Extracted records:
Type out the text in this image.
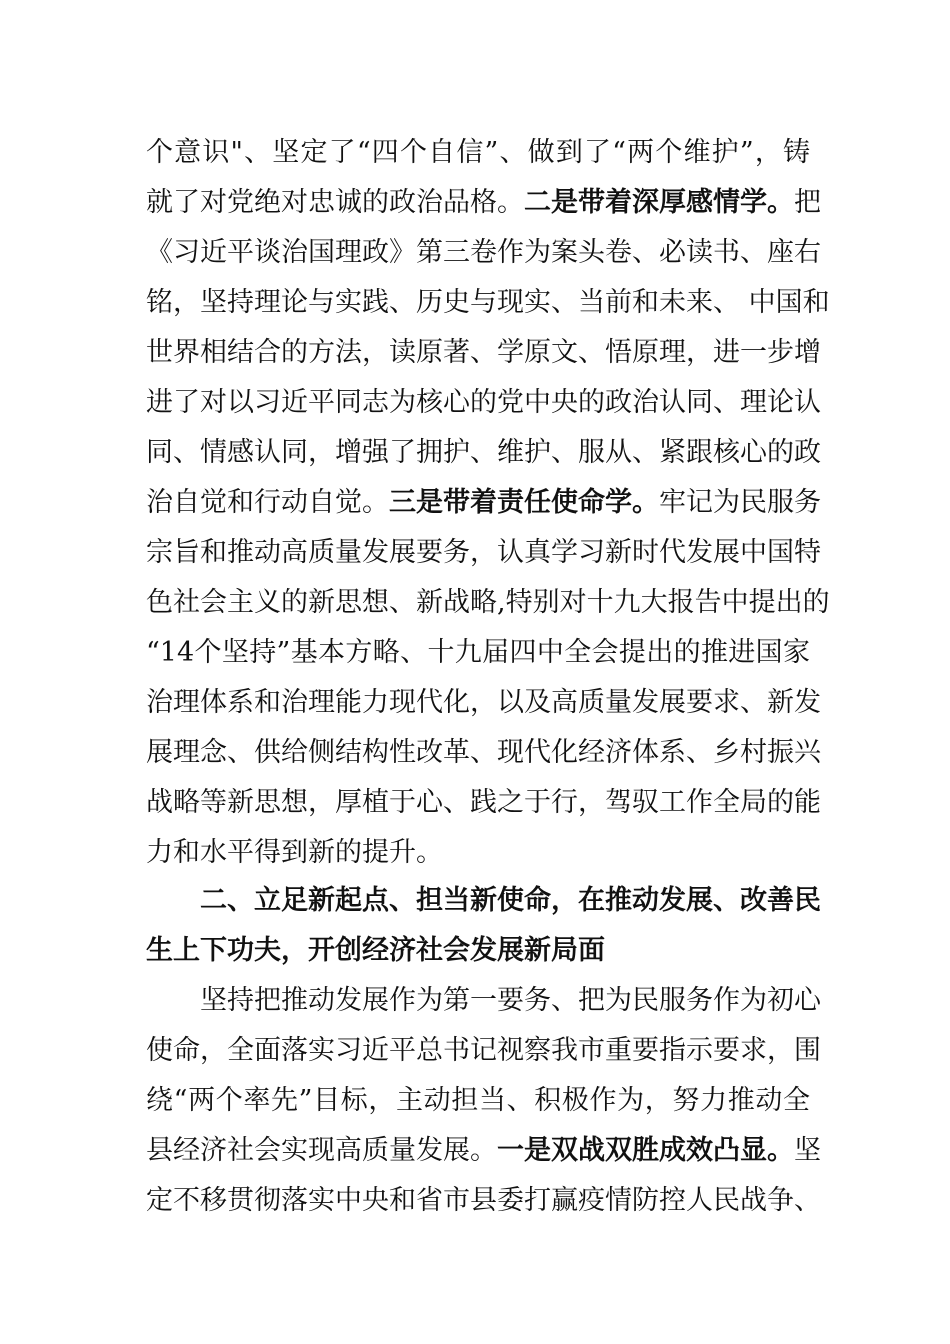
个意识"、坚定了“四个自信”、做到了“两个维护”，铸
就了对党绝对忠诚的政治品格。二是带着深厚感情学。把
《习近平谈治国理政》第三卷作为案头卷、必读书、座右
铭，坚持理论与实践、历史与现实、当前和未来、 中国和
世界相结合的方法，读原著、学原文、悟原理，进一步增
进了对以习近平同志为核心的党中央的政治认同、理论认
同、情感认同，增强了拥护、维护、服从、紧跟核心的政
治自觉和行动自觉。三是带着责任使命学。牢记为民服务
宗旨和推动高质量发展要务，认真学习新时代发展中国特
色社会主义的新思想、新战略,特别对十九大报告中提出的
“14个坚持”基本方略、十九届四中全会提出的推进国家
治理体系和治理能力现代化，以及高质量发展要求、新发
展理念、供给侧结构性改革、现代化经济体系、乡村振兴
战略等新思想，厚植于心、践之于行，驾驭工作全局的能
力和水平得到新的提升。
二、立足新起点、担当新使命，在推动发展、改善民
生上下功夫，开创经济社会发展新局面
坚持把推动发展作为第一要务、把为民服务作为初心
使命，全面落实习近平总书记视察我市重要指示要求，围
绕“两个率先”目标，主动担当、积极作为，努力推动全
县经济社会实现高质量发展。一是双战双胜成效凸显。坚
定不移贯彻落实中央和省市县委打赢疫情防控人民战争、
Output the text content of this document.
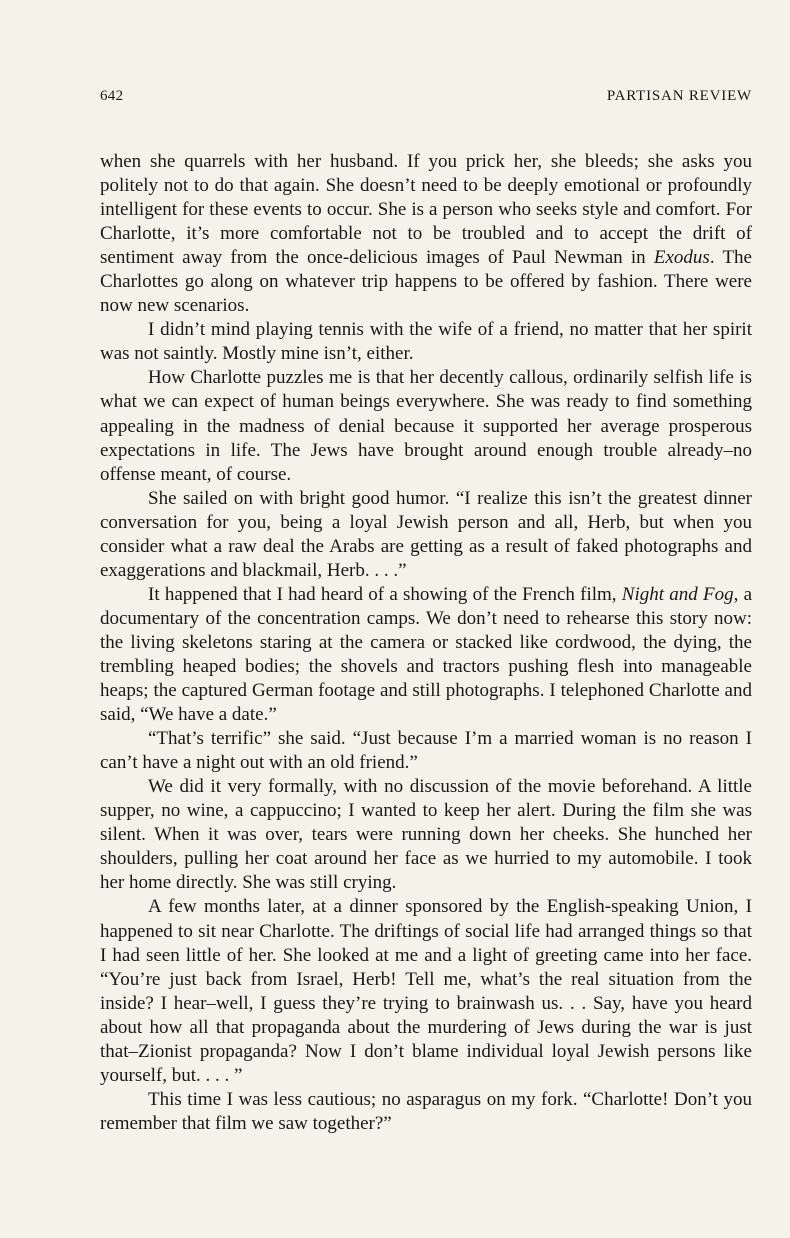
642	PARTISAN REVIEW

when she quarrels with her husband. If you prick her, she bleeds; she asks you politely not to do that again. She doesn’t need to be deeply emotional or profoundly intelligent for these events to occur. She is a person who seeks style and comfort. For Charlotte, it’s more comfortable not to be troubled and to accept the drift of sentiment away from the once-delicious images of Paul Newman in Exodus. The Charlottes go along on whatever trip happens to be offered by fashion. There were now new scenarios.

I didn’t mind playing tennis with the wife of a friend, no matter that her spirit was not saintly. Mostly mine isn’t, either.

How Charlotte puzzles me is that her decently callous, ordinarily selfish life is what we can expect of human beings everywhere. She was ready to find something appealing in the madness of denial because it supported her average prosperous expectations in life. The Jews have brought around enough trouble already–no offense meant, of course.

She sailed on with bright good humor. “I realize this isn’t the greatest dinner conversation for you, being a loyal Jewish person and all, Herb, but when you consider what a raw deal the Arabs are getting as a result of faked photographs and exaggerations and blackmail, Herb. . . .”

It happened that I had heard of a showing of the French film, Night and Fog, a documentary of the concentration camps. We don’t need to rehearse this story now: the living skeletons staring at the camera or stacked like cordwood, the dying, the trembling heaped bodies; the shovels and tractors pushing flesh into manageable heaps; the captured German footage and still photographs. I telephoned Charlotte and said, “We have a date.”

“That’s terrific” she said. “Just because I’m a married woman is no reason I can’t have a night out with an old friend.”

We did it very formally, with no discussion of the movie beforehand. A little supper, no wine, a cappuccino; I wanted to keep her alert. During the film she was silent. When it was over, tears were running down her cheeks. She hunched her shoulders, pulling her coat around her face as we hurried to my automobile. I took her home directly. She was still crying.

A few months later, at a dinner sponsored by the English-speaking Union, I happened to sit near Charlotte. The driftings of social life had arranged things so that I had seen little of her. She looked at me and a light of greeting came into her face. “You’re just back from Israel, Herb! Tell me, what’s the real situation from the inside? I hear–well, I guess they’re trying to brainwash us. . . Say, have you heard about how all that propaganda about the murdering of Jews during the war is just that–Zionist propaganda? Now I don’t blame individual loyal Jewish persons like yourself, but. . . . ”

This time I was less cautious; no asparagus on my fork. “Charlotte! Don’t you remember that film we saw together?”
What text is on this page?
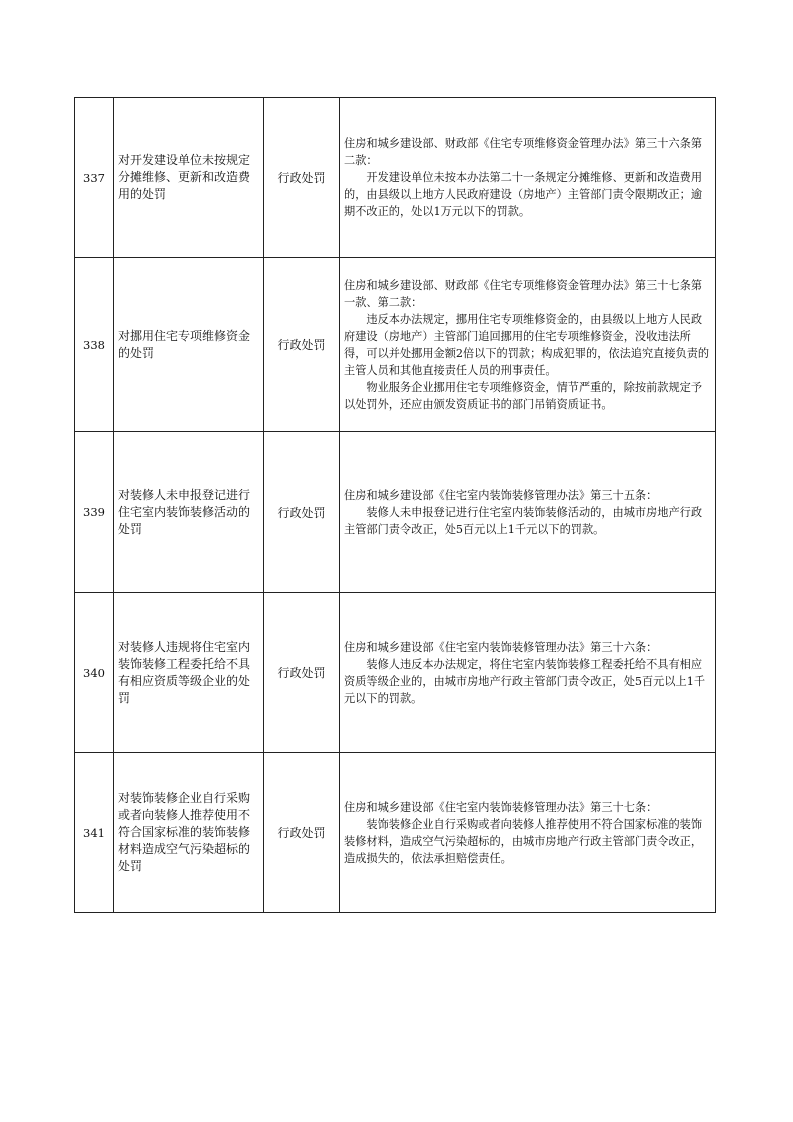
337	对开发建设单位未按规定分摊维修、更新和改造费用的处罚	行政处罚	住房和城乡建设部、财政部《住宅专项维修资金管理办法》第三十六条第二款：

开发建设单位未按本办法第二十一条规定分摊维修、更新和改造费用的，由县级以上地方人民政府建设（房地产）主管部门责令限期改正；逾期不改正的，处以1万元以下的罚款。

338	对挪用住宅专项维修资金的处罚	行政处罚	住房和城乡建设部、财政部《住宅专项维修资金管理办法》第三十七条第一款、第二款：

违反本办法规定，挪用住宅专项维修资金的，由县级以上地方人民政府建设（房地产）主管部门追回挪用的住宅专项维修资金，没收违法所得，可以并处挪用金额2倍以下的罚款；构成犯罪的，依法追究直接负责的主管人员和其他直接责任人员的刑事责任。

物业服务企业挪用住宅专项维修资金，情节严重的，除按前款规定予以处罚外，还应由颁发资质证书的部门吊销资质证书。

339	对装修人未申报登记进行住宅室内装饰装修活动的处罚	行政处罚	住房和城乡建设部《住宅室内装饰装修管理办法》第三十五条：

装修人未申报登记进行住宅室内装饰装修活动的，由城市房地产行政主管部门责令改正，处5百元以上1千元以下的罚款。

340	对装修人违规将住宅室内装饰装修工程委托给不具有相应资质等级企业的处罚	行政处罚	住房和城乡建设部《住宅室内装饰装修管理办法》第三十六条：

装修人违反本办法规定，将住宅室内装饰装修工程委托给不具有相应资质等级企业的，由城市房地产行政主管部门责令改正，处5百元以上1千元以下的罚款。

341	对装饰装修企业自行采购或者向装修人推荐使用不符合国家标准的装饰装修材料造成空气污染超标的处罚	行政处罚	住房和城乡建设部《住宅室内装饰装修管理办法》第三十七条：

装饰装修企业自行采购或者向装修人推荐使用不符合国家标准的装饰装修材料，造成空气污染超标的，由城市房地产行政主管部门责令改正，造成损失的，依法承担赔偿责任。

Task: Copy every line from the entries that contains the word "由城市房地产行政主管部门责令改正".

Written response:
装修人未申报登记进行住宅室内装饰装修活动的，由城市房地产行政主管部门责令改正，处5百元以上1千元以下的罚款。
装修人违反本办法规定，将住宅室内装饰装修工程委托给不具有相应资质等级企业的，由城市房地产行政主管部门责令改正，处5百元以上1千元以下的罚款。
装饰装修企业自行采购或者向装修人推荐使用不符合国家标准的装饰装修材料，造成空气污染超标的，由城市房地产行政主管部门责令改正，造成损失的，依法承担赔偿责任。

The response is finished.